Exercise instructions: Identify the lines that contain the string "this", then copy each of them.
^^^^
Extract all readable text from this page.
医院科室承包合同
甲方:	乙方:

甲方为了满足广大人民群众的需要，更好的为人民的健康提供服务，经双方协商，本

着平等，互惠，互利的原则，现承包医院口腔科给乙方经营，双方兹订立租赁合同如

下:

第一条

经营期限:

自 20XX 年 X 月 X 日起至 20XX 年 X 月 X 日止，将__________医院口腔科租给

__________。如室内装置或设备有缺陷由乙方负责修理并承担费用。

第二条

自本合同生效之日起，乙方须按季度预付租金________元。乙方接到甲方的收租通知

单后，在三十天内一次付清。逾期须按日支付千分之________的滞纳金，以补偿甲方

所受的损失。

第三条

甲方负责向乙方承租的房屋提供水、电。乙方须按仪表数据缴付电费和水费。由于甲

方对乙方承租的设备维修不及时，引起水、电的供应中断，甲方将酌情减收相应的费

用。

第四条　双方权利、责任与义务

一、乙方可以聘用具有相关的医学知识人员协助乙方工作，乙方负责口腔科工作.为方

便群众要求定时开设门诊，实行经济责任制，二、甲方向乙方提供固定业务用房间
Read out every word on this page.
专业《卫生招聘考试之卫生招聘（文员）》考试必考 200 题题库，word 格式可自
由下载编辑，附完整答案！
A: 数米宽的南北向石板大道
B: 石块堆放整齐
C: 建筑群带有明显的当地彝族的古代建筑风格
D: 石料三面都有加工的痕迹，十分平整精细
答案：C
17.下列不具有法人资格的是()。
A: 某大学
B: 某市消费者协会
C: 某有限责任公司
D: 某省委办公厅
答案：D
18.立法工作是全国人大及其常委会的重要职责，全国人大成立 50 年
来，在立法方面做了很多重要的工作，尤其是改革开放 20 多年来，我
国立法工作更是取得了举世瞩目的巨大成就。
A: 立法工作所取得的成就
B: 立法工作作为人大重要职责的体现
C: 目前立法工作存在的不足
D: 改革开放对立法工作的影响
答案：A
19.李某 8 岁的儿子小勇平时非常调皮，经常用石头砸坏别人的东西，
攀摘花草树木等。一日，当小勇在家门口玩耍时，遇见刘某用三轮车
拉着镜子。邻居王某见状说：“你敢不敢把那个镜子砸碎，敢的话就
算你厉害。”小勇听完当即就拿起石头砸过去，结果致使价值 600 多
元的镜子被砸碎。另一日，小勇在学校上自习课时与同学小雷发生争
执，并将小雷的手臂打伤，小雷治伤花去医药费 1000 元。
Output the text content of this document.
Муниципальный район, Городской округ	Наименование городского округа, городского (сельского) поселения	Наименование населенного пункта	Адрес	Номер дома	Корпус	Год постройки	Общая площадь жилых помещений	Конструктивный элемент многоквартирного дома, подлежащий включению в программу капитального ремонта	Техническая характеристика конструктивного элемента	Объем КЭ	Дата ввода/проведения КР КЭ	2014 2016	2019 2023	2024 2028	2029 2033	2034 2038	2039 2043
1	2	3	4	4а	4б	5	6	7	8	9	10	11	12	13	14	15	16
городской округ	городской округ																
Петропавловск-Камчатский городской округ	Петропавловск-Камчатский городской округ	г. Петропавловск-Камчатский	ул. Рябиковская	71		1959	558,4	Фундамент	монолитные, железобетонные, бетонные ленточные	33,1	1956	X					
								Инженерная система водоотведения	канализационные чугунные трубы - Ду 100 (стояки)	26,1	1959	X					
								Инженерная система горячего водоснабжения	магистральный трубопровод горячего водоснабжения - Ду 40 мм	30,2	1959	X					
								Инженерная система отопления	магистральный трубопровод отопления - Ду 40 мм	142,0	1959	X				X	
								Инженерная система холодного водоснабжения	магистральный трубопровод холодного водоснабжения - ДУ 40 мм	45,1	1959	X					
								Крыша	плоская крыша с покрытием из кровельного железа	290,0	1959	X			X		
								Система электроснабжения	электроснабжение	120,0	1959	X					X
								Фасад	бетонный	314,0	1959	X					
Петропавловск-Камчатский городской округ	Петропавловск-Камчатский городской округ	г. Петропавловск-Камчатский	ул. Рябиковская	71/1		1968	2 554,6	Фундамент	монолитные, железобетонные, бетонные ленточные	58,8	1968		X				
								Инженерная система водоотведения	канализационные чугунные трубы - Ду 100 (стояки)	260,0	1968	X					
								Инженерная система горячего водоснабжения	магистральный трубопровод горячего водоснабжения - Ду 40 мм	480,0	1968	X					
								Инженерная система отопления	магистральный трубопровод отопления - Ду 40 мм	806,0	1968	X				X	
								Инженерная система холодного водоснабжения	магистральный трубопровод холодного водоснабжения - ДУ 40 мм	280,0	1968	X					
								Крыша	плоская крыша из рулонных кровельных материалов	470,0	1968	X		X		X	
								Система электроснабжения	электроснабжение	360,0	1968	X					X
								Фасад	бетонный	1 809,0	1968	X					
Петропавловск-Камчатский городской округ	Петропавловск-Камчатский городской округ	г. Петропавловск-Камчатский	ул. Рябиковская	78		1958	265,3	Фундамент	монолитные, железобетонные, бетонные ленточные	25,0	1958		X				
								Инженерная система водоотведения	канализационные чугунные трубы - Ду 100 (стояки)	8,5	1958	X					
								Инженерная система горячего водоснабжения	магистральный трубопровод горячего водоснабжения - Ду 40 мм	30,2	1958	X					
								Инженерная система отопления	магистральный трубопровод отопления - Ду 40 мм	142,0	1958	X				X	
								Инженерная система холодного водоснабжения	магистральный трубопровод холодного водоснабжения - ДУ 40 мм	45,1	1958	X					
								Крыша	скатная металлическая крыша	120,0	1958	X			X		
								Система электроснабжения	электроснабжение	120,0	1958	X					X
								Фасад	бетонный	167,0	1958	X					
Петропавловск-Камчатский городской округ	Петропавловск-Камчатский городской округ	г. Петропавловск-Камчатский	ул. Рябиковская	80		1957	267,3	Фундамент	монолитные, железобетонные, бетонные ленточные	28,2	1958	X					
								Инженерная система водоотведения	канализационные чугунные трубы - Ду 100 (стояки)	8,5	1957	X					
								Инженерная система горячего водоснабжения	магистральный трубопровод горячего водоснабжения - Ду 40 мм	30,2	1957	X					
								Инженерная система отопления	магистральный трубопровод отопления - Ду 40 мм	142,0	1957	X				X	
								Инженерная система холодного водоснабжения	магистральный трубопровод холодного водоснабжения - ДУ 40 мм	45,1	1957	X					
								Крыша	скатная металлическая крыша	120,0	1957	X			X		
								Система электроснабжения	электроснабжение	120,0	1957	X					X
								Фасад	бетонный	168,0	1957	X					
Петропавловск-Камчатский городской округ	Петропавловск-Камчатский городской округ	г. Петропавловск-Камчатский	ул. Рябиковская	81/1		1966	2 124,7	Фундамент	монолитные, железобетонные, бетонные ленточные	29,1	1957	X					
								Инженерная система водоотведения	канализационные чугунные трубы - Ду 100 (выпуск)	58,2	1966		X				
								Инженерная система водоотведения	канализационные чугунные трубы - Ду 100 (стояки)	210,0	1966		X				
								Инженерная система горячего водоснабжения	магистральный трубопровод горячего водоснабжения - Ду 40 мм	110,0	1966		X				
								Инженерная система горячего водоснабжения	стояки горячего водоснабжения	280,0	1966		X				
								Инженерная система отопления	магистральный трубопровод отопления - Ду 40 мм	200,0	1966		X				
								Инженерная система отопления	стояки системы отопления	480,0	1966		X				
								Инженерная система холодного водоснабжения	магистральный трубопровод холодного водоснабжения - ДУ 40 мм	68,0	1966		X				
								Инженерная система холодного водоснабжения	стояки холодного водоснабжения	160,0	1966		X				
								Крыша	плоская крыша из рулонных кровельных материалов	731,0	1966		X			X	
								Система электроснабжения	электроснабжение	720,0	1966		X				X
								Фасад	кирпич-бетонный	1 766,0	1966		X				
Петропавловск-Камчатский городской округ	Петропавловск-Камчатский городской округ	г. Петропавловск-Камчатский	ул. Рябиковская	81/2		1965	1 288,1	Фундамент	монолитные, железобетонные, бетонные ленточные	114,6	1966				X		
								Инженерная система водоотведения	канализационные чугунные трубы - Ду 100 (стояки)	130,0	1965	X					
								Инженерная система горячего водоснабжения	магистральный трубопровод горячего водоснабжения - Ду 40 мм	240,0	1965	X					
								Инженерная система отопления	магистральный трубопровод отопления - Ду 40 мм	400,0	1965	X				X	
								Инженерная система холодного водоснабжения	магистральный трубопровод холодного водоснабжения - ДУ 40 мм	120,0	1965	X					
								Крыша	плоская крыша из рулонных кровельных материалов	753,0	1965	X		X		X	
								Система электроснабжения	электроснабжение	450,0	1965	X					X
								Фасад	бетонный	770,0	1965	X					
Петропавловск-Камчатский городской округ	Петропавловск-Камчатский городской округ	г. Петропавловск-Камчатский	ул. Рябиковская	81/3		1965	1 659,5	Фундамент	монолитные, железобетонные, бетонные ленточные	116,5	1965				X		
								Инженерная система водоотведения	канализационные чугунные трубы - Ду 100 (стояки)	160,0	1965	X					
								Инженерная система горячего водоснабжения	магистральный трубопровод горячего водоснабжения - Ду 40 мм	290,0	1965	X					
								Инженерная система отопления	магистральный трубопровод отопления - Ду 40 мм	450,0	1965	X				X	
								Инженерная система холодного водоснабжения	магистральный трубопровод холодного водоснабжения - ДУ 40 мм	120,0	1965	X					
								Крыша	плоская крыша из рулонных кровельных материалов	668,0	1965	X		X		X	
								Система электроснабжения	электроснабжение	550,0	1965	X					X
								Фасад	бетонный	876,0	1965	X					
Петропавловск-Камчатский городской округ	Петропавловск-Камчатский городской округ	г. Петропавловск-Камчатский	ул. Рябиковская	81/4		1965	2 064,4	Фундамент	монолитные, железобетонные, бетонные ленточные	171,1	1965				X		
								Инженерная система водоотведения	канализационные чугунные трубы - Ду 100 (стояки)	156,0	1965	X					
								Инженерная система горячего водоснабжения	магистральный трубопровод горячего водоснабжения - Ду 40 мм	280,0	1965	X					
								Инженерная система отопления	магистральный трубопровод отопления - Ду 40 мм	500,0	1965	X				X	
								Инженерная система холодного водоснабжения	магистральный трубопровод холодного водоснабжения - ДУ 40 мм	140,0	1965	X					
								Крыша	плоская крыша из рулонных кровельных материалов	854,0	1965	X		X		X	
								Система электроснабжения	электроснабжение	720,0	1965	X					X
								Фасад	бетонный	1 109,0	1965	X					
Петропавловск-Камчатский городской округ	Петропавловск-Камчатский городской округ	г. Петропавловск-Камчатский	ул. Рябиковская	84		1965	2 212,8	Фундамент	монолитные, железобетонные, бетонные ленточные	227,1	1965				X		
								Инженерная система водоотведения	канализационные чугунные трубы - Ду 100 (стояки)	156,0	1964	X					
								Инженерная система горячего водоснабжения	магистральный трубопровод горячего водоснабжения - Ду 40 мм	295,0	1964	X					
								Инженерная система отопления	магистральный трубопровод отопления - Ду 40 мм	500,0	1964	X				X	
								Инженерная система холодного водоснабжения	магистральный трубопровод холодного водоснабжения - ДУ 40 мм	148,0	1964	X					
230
^^^^
Reply:
Extract all readable text from this page.
Read out every word on this page.
Output the text content of this document.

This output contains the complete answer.